> **Text under study**
- Opening Delimiter -

The study cohort included 1277 children from 35 pediatric dialysis centers. Of the 1277 participants, 79.7% (n=1018) had a catheter and 20.3% (n=259) had an AV access. In comparisons of demographic characteristics of children with catheter access with children with AV access, older age and a history of kidney transplant were associated with increased likelihood of AV access versus catheter use (P<.001 for both).

During the study period, there were 277 positive blood cultures reported. Of those, 67% (n=185) were adjudicated as an access-related BSI and 33% (n=92) were attributed to a source that was not related to dialysis access. There were 171 CA-BSIs among 123 catheters and 14 AV access-associated BSIs among 13 AV accesses (11 in fistulas and three in grafts). The overall rates of infection were 0.95 per 100 patient-months for CA-BSIs and 0.27 per 100 patient-months for BSI associated with AV access.

Results of a generalized linear mixed model of individual patient-level risk factors for CA-BSI demonstrated that mupirocin use at the catheter exit site was associated with an increased rate of CA-BSI (rate ratio [RR], 4.45; 95% CI, 1.60-12.35 vs chlorhexidine-impregnated dressing; P=.004). There was a nominal association between the use of no antibiotic ointment at the exit site and an increased rate of CA-BSI (RR, 1.79; 95% CI, 1.01-3.18 vs chlorhexidine-impregnated dressing), but the difference was of borderline statistical significance (P=.05). There were no significant associations between rates of CA-BSI and age, underlying cause of kidney failure, history of kidney transplant, or type of dressing used.

- Closing Delimiter -

> **Aim of the task**
Rewrite the passage on bloodstream infections in pediatric dialysis from "Results of a" up to and including "of dressing used.", replacing every instance of "chlorhexidine-impregnated dressing" with "chlorhexidine dressing".

(Saved entries)
- Opening Delimiter -

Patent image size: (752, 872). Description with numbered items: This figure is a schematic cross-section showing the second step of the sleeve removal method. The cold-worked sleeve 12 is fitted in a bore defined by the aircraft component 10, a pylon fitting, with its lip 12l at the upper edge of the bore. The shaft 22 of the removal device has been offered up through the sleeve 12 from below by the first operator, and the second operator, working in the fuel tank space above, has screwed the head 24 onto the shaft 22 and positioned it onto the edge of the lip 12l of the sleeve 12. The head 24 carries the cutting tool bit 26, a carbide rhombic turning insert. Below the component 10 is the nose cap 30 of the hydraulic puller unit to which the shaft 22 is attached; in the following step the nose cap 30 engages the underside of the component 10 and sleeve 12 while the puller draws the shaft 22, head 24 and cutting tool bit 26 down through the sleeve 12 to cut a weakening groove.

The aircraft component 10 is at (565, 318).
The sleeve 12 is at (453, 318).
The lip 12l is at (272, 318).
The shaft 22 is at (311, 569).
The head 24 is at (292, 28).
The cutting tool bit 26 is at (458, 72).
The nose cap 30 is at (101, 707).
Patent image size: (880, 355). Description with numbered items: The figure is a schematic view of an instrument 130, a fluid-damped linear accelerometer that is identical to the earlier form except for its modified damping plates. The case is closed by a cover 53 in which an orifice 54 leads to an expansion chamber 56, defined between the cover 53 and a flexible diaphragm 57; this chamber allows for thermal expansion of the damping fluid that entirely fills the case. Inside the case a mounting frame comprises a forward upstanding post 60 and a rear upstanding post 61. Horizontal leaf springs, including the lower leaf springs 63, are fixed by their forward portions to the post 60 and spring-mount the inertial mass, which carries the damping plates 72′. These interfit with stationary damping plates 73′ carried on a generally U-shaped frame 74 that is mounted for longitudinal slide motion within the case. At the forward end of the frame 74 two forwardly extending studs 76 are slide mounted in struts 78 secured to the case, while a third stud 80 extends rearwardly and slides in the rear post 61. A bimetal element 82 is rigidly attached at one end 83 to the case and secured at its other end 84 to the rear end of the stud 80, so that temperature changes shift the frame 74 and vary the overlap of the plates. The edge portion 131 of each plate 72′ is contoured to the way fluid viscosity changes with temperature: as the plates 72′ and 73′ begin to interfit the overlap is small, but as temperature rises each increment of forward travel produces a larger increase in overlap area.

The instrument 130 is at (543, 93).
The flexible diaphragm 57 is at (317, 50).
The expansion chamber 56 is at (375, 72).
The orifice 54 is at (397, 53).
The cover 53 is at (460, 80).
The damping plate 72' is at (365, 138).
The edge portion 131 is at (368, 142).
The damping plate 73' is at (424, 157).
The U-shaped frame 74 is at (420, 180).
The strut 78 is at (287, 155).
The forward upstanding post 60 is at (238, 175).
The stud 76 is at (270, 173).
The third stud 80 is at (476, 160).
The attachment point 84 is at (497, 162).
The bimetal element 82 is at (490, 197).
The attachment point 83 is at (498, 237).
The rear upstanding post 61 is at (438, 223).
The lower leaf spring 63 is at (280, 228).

- Closing Delimiter -

> **Reply to the task**
Results of a generalized linear mixed model of individual patient-level risk factors for CA-BSI demonstrated that mupirocin use at the catheter exit site was associated with an increased rate of CA-BSI (rate ratio [RR], 4.45; 95% CI, 1.60-12.35 vs chlorhexidine dressing; P=.004). There was a nominal association between the use of no antibiotic ointment at the exit site and an increased rate of CA-BSI (RR, 1.79; 95% CI, 1.01-3.18 vs chlorhexidine dressing), but the difference was of borderline statistical significance (P=.05). There were no significant associations between rates of CA-BSI and age, underlying cause of kidney failure, history of kidney transplant, or type of dressing used.